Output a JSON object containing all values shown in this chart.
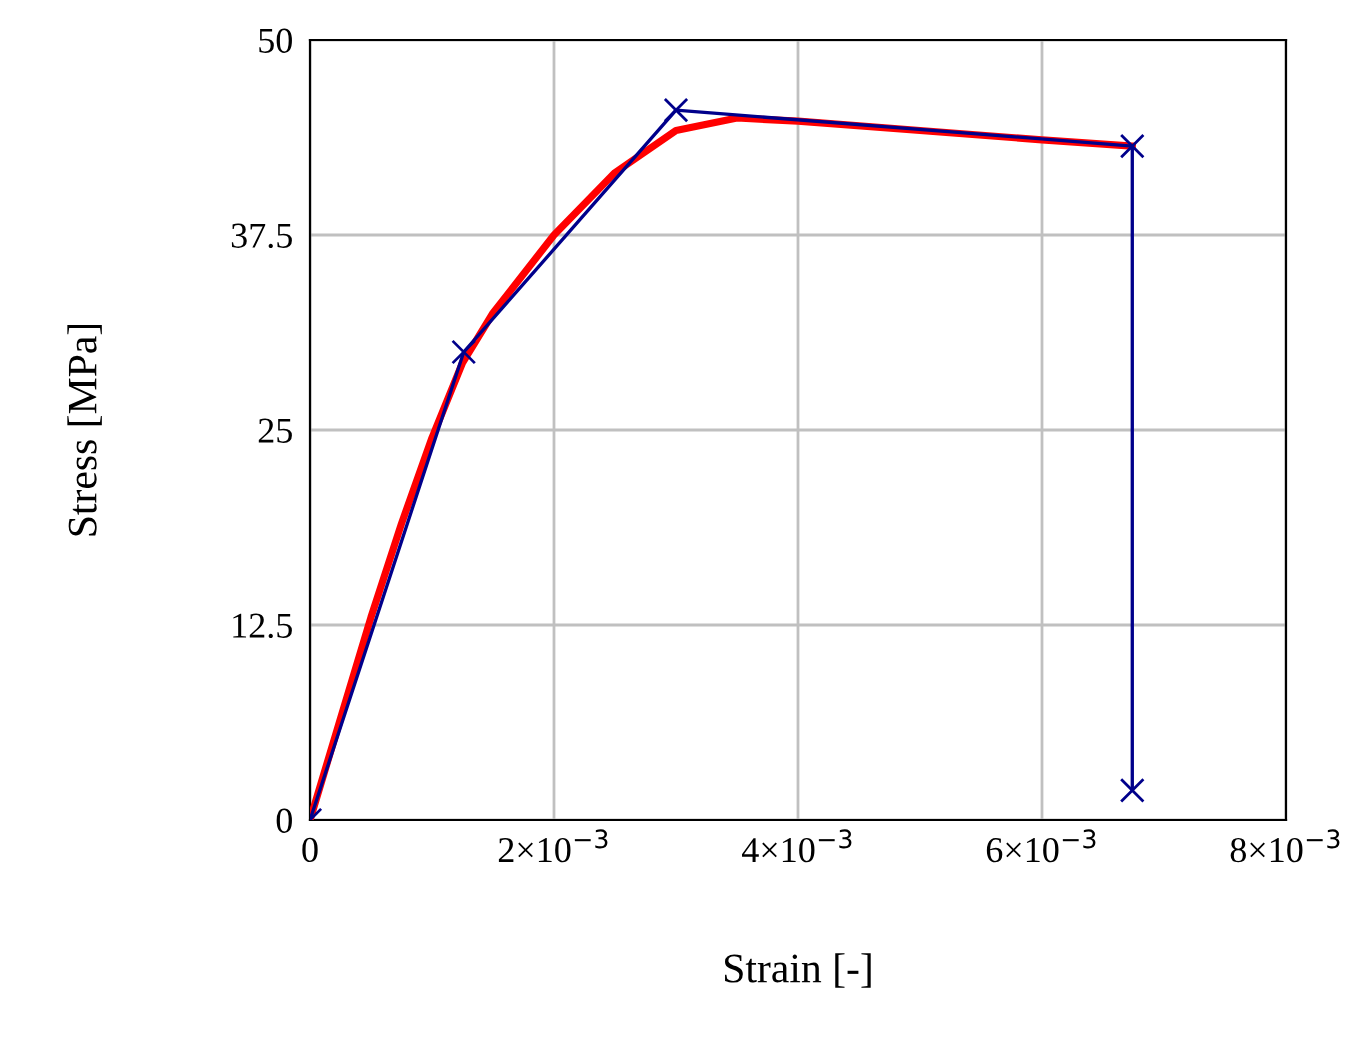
{
  "chart_data": {
    "type": "line",
    "xlabel": "Strain [-]",
    "ylabel": "Stress [MPa]",
    "xlim": [
      0,
      0.008
    ],
    "ylim": [
      0,
      50
    ],
    "xticks": [
      0,
      {
        "value": 0.002,
        "label": "2×10$^{−3}$"
      },
      {
        "value": 0.004,
        "label": "4×10$^{−3}$"
      },
      {
        "value": 0.006,
        "label": "6×10$^{−3}$"
      },
      {
        "value": 0.008,
        "label": "8×10$^{−3}$"
      }
    ],
    "yticks": [
      0,
      12.5,
      25,
      37.5,
      50
    ],
    "grid": true,
    "legend": false,
    "series": [
      {
        "color": "#ff0000",
        "marker": "none",
        "x": [
          0,
          0.00025,
          0.0005,
          0.00075,
          0.001,
          0.00125,
          0.0015,
          0.002,
          0.0025,
          0.003,
          0.0035,
          0.004,
          0.005,
          0.006,
          0.00674
        ],
        "values": [
          0,
          6.5,
          13,
          19,
          24.5,
          29.3,
          32.5,
          37.5,
          41.5,
          44.2,
          45,
          44.8,
          44.2,
          43.6,
          43.2
        ]
      },
      {
        "color": "#00008b",
        "marker": "cross",
        "x": [
          0,
          0.00126,
          0.003,
          0.00674,
          0.00674
        ],
        "values": [
          0,
          30,
          45.5,
          43.2,
          1.9
        ]
      }
    ]
  }
}
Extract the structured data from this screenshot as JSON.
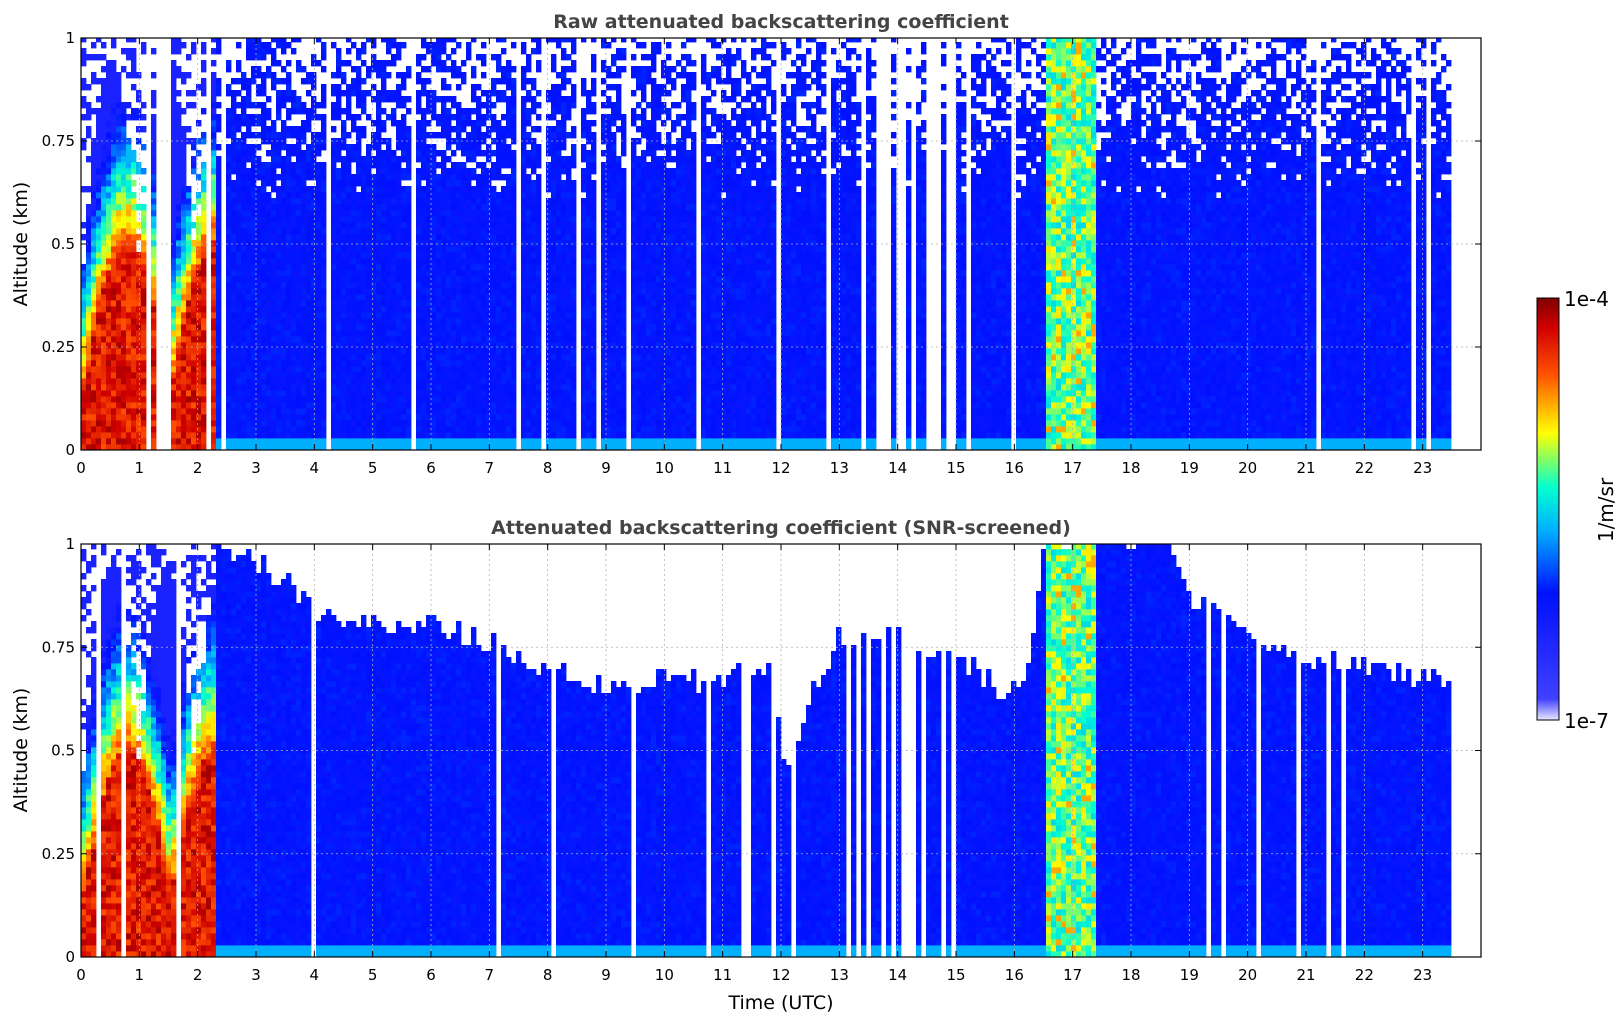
{
  "chart_data": [
    {
      "type": "heatmap",
      "title": "Raw attenuated backscattering coefficient",
      "xlabel": "",
      "ylabel": "Altitude (km)",
      "xlim": [
        0,
        24
      ],
      "ylim": [
        0,
        1
      ],
      "x_ticks": [
        "0",
        "1",
        "2",
        "3",
        "4",
        "5",
        "6",
        "7",
        "8",
        "9",
        "10",
        "11",
        "12",
        "13",
        "14",
        "15",
        "16",
        "17",
        "18",
        "19",
        "20",
        "21",
        "22",
        "23"
      ],
      "y_ticks": [
        "0",
        "0.25",
        "0.5",
        "0.75",
        "1"
      ],
      "grid": true,
      "data_end_hour": 23.45,
      "features": [
        {
          "hours": [
            0.0,
            2.3
          ],
          "description": "strong signal below 0.5 km, values near 1e-4"
        },
        {
          "hours": [
            2.3,
            16.5
          ],
          "description": "weak background signal, noisy above 0.6 km"
        },
        {
          "hours": [
            13.3,
            15.0
          ],
          "description": "frequent data gaps"
        },
        {
          "hours": [
            16.5,
            17.4
          ],
          "description": "strong column signal up to 1 km"
        },
        {
          "hours": [
            17.4,
            23.45
          ],
          "description": "weak background signal"
        }
      ]
    },
    {
      "type": "heatmap",
      "title": "Attenuated backscattering coefficient (SNR-screened)",
      "xlabel": "Time (UTC)",
      "ylabel": "Altitude (km)",
      "xlim": [
        0,
        24
      ],
      "ylim": [
        0,
        1
      ],
      "x_ticks": [
        "0",
        "1",
        "2",
        "3",
        "4",
        "5",
        "6",
        "7",
        "8",
        "9",
        "10",
        "11",
        "12",
        "13",
        "14",
        "15",
        "16",
        "17",
        "18",
        "19",
        "20",
        "21",
        "22",
        "23"
      ],
      "y_ticks": [
        "0",
        "0.25",
        "0.5",
        "0.75",
        "1"
      ],
      "grid": true,
      "data_end_hour": 23.45,
      "screen_top_km": [
        [
          0,
          1.0
        ],
        [
          2.3,
          1.0
        ],
        [
          3.0,
          0.95
        ],
        [
          4.3,
          0.8
        ],
        [
          5.5,
          0.8
        ],
        [
          6.5,
          0.78
        ],
        [
          7.5,
          0.72
        ],
        [
          8.5,
          0.66
        ],
        [
          10.0,
          0.66
        ],
        [
          11.0,
          0.66
        ],
        [
          11.8,
          0.7
        ],
        [
          12.0,
          0.45
        ],
        [
          12.6,
          0.66
        ],
        [
          13.0,
          0.78
        ],
        [
          14.0,
          0.78
        ],
        [
          15.0,
          0.72
        ],
        [
          15.8,
          0.64
        ],
        [
          16.2,
          0.7
        ],
        [
          16.5,
          1.0
        ],
        [
          18.6,
          1.0
        ],
        [
          19.0,
          0.85
        ],
        [
          20.0,
          0.78
        ],
        [
          21.0,
          0.72
        ],
        [
          23.45,
          0.66
        ]
      ]
    }
  ],
  "colorbar": {
    "label": "1/m/sr",
    "max_label": "1e-4",
    "min_label": "1e-7",
    "scale": "log",
    "range": [
      1e-07,
      0.0001
    ],
    "colors": [
      "#e8e8ff",
      "#0000ff",
      "#00d0ff",
      "#ffff00",
      "#ff0000",
      "#800000"
    ]
  }
}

-------------------------

• What is required
Quote in full the listing given above; the images are to be left out.

• Answer to the exercise
Output a JSON object containing all values shown in this chart.
{
  "chart_data": {
    "type": "line",
    "xlabel": "Strain [-]",
    "ylabel": "Stress [MPa]",
    "xlim": [
      0,
      0.008
    ],
    "ylim": [
      0,
      50
    ],
    "xticks": [
      0,
      {
        "value": 0.002,
        "label": "2×10$^{−3}$"
      },
      {
        "value": 0.004,
        "label": "4×10$^{−3}$"
      },
      {
        "value": 0.006,
        "label": "6×10$^{−3}$"
      },
      {
        "value": 0.008,
        "label": "8×10$^{−3}$"
      }
    ],
    "yticks": [
      0,
      12.5,
      25,
      37.5,
      50
    ],
    "grid": true,
    "legend": false,
    "series": [
      {
        "color": "#ff0000",
        "marker": "none",
        "x": [
          0,
          0.00025,
          0.0005,
          0.00075,
          0.001,
          0.00125,
          0.0015,
          0.002,
          0.0025,
          0.003,
          0.0035,
          0.004,
          0.005,
          0.006,
          0.00674
        ],
        "values": [
          0,
          6.5,
          13,
          19,
          24.5,
          29.3,
          32.5,
          37.5,
          41.5,
          44.2,
          45,
          44.8,
          44.2,
          43.6,
          43.2
        ]
      },
      {
        "color": "#00008b",
        "marker": "cross",
        "x": [
          0,
          0.00126,
          0.003,
          0.00674,
          0.00674
        ],
        "values": [
          0,
          30,
          45.5,
          43.2,
          1.9
        ]
      }
    ]
  }
}
Extract the structured data from this screenshot as JSON.
{
  "chart_data": [
    {
      "type": "heatmap",
      "title": "Raw attenuated backscattering coefficient",
      "xlabel": "",
      "ylabel": "Altitude (km)",
      "xlim": [
        0,
        24
      ],
      "ylim": [
        0,
        1
      ],
      "x_ticks": [
        "0",
        "1",
        "2",
        "3",
        "4",
        "5",
        "6",
        "7",
        "8",
        "9",
        "10",
        "11",
        "12",
        "13",
        "14",
        "15",
        "16",
        "17",
        "18",
        "19",
        "20",
        "21",
        "22",
        "23"
      ],
      "y_ticks": [
        "0",
        "0.25",
        "0.5",
        "0.75",
        "1"
      ],
      "grid": true,
      "data_end_hour": 23.45,
      "features": [
        {
          "hours": [
            0.0,
            2.3
          ],
          "description": "strong signal below 0.5 km, values near 1e-4"
        },
        {
          "hours": [
            2.3,
            16.5
          ],
          "description": "weak background signal, noisy above 0.6 km"
        },
        {
          "hours": [
            13.3,
            15.0
          ],
          "description": "frequent data gaps"
        },
        {
          "hours": [
            16.5,
            17.4
          ],
          "description": "strong column signal up to 1 km"
        },
        {
          "hours": [
            17.4,
            23.45
          ],
          "description": "weak background signal"
        }
      ]
    },
    {
      "type": "heatmap",
      "title": "Attenuated backscattering coefficient (SNR-screened)",
      "xlabel": "Time (UTC)",
      "ylabel": "Altitude (km)",
      "xlim": [
        0,
        24
      ],
      "ylim": [
        0,
        1
      ],
      "x_ticks": [
        "0",
        "1",
        "2",
        "3",
        "4",
        "5",
        "6",
        "7",
        "8",
        "9",
        "10",
        "11",
        "12",
        "13",
        "14",
        "15",
        "16",
        "17",
        "18",
        "19",
        "20",
        "21",
        "22",
        "23"
      ],
      "y_ticks": [
        "0",
        "0.25",
        "0.5",
        "0.75",
        "1"
      ],
      "grid": true,
      "data_end_hour": 23.45,
      "screen_top_km": [
        [
          0,
          1.0
        ],
        [
          2.3,
          1.0
        ],
        [
          3.0,
          0.95
        ],
        [
          4.3,
          0.8
        ],
        [
          5.5,
          0.8
        ],
        [
          6.5,
          0.78
        ],
        [
          7.5,
          0.72
        ],
        [
          8.5,
          0.66
        ],
        [
          10.0,
          0.66
        ],
        [
          11.0,
          0.66
        ],
        [
          11.8,
          0.7
        ],
        [
          12.0,
          0.45
        ],
        [
          12.6,
          0.66
        ],
        [
          13.0,
          0.78
        ],
        [
          14.0,
          0.78
        ],
        [
          15.0,
          0.72
        ],
        [
          15.8,
          0.64
        ],
        [
          16.2,
          0.7
        ],
        [
          16.5,
          1.0
        ],
        [
          18.6,
          1.0
        ],
        [
          19.0,
          0.85
        ],
        [
          20.0,
          0.78
        ],
        [
          21.0,
          0.72
        ],
        [
          23.45,
          0.66
        ]
      ]
    }
  ],
  "colorbar": {
    "label": "1/m/sr",
    "max_label": "1e-4",
    "min_label": "1e-7",
    "scale": "log",
    "range": [
      1e-07,
      0.0001
    ],
    "colors": [
      "#e8e8ff",
      "#0000ff",
      "#00d0ff",
      "#ffff00",
      "#ff0000",
      "#800000"
    ]
  }
}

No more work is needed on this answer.